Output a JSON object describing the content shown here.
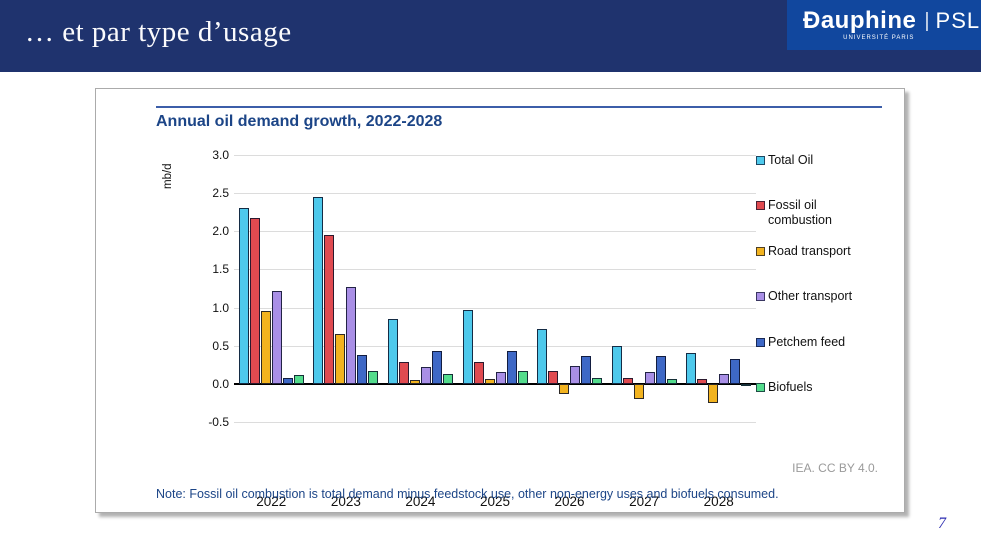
{
  "header": {
    "title": "… et par type d’usage",
    "logo": {
      "brand": "Ðauphine",
      "subtitle": "UNIVERSITÉ PARIS",
      "separator": "|",
      "suffix": "PSL",
      "star_glyph": "✪"
    }
  },
  "chart_card": {
    "attribution": "IEA. CC BY 4.0.",
    "note": "Note: Fossil oil combustion is total demand minus feedstock use, other non-energy uses and biofuels consumed."
  },
  "chart_data": {
    "type": "bar",
    "title": "Annual oil demand growth, 2022-2028",
    "ylabel": "mb/d",
    "xlabel": "",
    "categories": [
      "2022",
      "2023",
      "2024",
      "2025",
      "2026",
      "2027",
      "2028"
    ],
    "series": [
      {
        "name": "Total Oil",
        "color": "#4EC9EC",
        "values": [
          2.3,
          2.45,
          0.85,
          0.97,
          0.72,
          0.5,
          0.4
        ]
      },
      {
        "name": "Fossil oil combustion",
        "color": "#E04A50",
        "values": [
          2.18,
          1.95,
          0.28,
          0.29,
          0.17,
          0.08,
          0.06
        ]
      },
      {
        "name": "Road transport",
        "color": "#F2B31F",
        "values": [
          0.95,
          0.65,
          0.05,
          0.06,
          -0.13,
          -0.2,
          -0.25
        ]
      },
      {
        "name": "Other transport",
        "color": "#A98FE6",
        "values": [
          1.22,
          1.27,
          0.22,
          0.16,
          0.23,
          0.15,
          0.13
        ]
      },
      {
        "name": "Petchem feed",
        "color": "#3E68C6",
        "values": [
          0.08,
          0.38,
          0.43,
          0.43,
          0.36,
          0.36,
          0.33
        ]
      },
      {
        "name": "Biofuels",
        "color": "#53DC8C",
        "values": [
          0.12,
          0.17,
          0.13,
          0.17,
          0.08,
          0.06,
          -0.03
        ]
      }
    ],
    "ylim": [
      -0.5,
      3.0
    ],
    "yticks": [
      3.0,
      2.5,
      2.0,
      1.5,
      1.0,
      0.5,
      0.0,
      -0.5
    ],
    "grid": true,
    "legend_position": "right"
  },
  "footer": {
    "page_number": "7"
  },
  "colors": {
    "header_bg": "#1F336E",
    "logo_bg": "#11479E",
    "title_blue": "#1C4587",
    "rule_blue": "#3C5EA9",
    "attribution_gray": "#9A9A9A",
    "page_number_blue": "#2B2BB0"
  }
}
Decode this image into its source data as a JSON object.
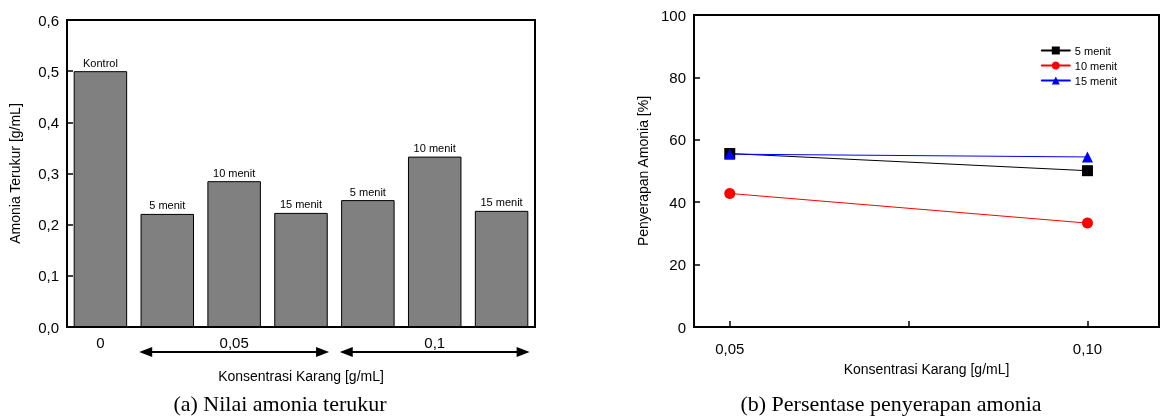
{
  "chart_data": [
    {
      "type": "bar",
      "title": "(a) Nilai amonia terukur",
      "xlabel": "Konsentrasi Karang [g/mL]",
      "ylabel": "Amonia Terukur [g/mL]",
      "categories": [
        "0",
        null,
        "0,05",
        null,
        null,
        "0,1",
        null
      ],
      "values": [
        0.5,
        0.221,
        0.285,
        0.223,
        0.248,
        0.333,
        0.227
      ],
      "annotations": [
        {
          "text": "Kontrol",
          "y": 0.5
        },
        {
          "text": "5 menit",
          "y": 0.221
        },
        {
          "text": "10 menit",
          "y": 0.285
        },
        {
          "text": "15 menit",
          "y": 0.223
        },
        {
          "text": "5 menit",
          "y": 0.248
        },
        {
          "text": "10 menit",
          "y": 0.333
        },
        {
          "text": "15 menit",
          "y": 0.227
        }
      ],
      "color": "#808080",
      "ylim": [
        0,
        0.6
      ],
      "yticks": [
        {
          "value": 0,
          "label": "0,0"
        },
        {
          "value": 0.1,
          "label": "0,1"
        },
        {
          "value": 0.2,
          "label": "0,2"
        },
        {
          "value": 0.3,
          "label": "0,3"
        },
        {
          "value": 0.4,
          "label": "0,4"
        },
        {
          "value": 0.5,
          "label": "0,5"
        },
        {
          "value": 0.6,
          "label": "0,6"
        }
      ],
      "grid": false,
      "legend": false
    },
    {
      "type": "line",
      "title": "(b) Persentase penyerapan amonia",
      "xlabel": "Konsentrasi Karang [g/mL]",
      "ylabel": "Penyerapan Amonia [%]",
      "x": [
        0.05,
        0.1
      ],
      "series": [
        {
          "name": "5 menit",
          "color": "#000000",
          "values": [
            55.6,
            50.1
          ],
          "marker": "square"
        },
        {
          "name": "10 menit",
          "color": "#ff0000",
          "values": [
            42.8,
            33.3
          ],
          "marker": "circle"
        },
        {
          "name": "15 menit",
          "color": "#0000ff",
          "values": [
            55.4,
            54.5
          ],
          "marker": "triangle"
        }
      ],
      "xlim": [
        0.045,
        0.11
      ],
      "xticks": [
        {
          "value": 0.05,
          "label": "0,05"
        },
        {
          "value": 0.075,
          "label": null
        },
        {
          "value": 0.1,
          "label": "0,10"
        }
      ],
      "ylim": [
        0,
        100
      ],
      "yticks": [
        0,
        20,
        40,
        60,
        80,
        100
      ],
      "grid": false,
      "legend": "top right",
      "line_style": "solid"
    }
  ]
}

# [Exercise objective]
Exclude the pictures and repeat every other part of the records word for word.

# [Exercise output]
Output a JSON object describing the content shown here.
{
  "header": {
    "title": "… et par type d’usage",
    "logo": {
      "brand": "Ðauphine",
      "subtitle": "UNIVERSITÉ PARIS",
      "separator": "|",
      "suffix": "PSL",
      "star_glyph": "✪"
    }
  },
  "chart_card": {
    "attribution": "IEA. CC BY 4.0.",
    "note": "Note: Fossil oil combustion is total demand minus feedstock use, other non-energy uses and biofuels consumed."
  },
  "chart_data": {
    "type": "bar",
    "title": "Annual oil demand growth, 2022-2028",
    "ylabel": "mb/d",
    "xlabel": "",
    "categories": [
      "2022",
      "2023",
      "2024",
      "2025",
      "2026",
      "2027",
      "2028"
    ],
    "series": [
      {
        "name": "Total Oil",
        "color": "#4EC9EC",
        "values": [
          2.3,
          2.45,
          0.85,
          0.97,
          0.72,
          0.5,
          0.4
        ]
      },
      {
        "name": "Fossil oil combustion",
        "color": "#E04A50",
        "values": [
          2.18,
          1.95,
          0.28,
          0.29,
          0.17,
          0.08,
          0.06
        ]
      },
      {
        "name": "Road transport",
        "color": "#F2B31F",
        "values": [
          0.95,
          0.65,
          0.05,
          0.06,
          -0.13,
          -0.2,
          -0.25
        ]
      },
      {
        "name": "Other transport",
        "color": "#A98FE6",
        "values": [
          1.22,
          1.27,
          0.22,
          0.16,
          0.23,
          0.15,
          0.13
        ]
      },
      {
        "name": "Petchem feed",
        "color": "#3E68C6",
        "values": [
          0.08,
          0.38,
          0.43,
          0.43,
          0.36,
          0.36,
          0.33
        ]
      },
      {
        "name": "Biofuels",
        "color": "#53DC8C",
        "values": [
          0.12,
          0.17,
          0.13,
          0.17,
          0.08,
          0.06,
          -0.03
        ]
      }
    ],
    "ylim": [
      -0.5,
      3.0
    ],
    "yticks": [
      3.0,
      2.5,
      2.0,
      1.5,
      1.0,
      0.5,
      0.0,
      -0.5
    ],
    "grid": true,
    "legend_position": "right"
  },
  "footer": {
    "page_number": "7"
  },
  "colors": {
    "header_bg": "#1F336E",
    "logo_bg": "#11479E",
    "title_blue": "#1C4587",
    "rule_blue": "#3C5EA9",
    "attribution_gray": "#9A9A9A",
    "page_number_blue": "#2B2BB0"
  }
}
Decode this image into its source data as a JSON object.
{
  "chart_data": [
    {
      "type": "bar",
      "title": "(a) Nilai amonia terukur",
      "xlabel": "Konsentrasi Karang [g/mL]",
      "ylabel": "Amonia Terukur [g/mL]",
      "categories": [
        "0",
        null,
        "0,05",
        null,
        null,
        "0,1",
        null
      ],
      "values": [
        0.5,
        0.221,
        0.285,
        0.223,
        0.248,
        0.333,
        0.227
      ],
      "annotations": [
        {
          "text": "Kontrol",
          "y": 0.5
        },
        {
          "text": "5 menit",
          "y": 0.221
        },
        {
          "text": "10 menit",
          "y": 0.285
        },
        {
          "text": "15 menit",
          "y": 0.223
        },
        {
          "text": "5 menit",
          "y": 0.248
        },
        {
          "text": "10 menit",
          "y": 0.333
        },
        {
          "text": "15 menit",
          "y": 0.227
        }
      ],
      "color": "#808080",
      "ylim": [
        0,
        0.6
      ],
      "yticks": [
        {
          "value": 0,
          "label": "0,0"
        },
        {
          "value": 0.1,
          "label": "0,1"
        },
        {
          "value": 0.2,
          "label": "0,2"
        },
        {
          "value": 0.3,
          "label": "0,3"
        },
        {
          "value": 0.4,
          "label": "0,4"
        },
        {
          "value": 0.5,
          "label": "0,5"
        },
        {
          "value": 0.6,
          "label": "0,6"
        }
      ],
      "grid": false,
      "legend": false
    },
    {
      "type": "line",
      "title": "(b) Persentase penyerapan amonia",
      "xlabel": "Konsentrasi Karang [g/mL]",
      "ylabel": "Penyerapan Amonia [%]",
      "x": [
        0.05,
        0.1
      ],
      "series": [
        {
          "name": "5 menit",
          "color": "#000000",
          "values": [
            55.6,
            50.1
          ],
          "marker": "square"
        },
        {
          "name": "10 menit",
          "color": "#ff0000",
          "values": [
            42.8,
            33.3
          ],
          "marker": "circle"
        },
        {
          "name": "15 menit",
          "color": "#0000ff",
          "values": [
            55.4,
            54.5
          ],
          "marker": "triangle"
        }
      ],
      "xlim": [
        0.045,
        0.11
      ],
      "xticks": [
        {
          "value": 0.05,
          "label": "0,05"
        },
        {
          "value": 0.075,
          "label": null
        },
        {
          "value": 0.1,
          "label": "0,10"
        }
      ],
      "ylim": [
        0,
        100
      ],
      "yticks": [
        0,
        20,
        40,
        60,
        80,
        100
      ],
      "grid": false,
      "legend": "top right",
      "line_style": "solid"
    }
  ]
}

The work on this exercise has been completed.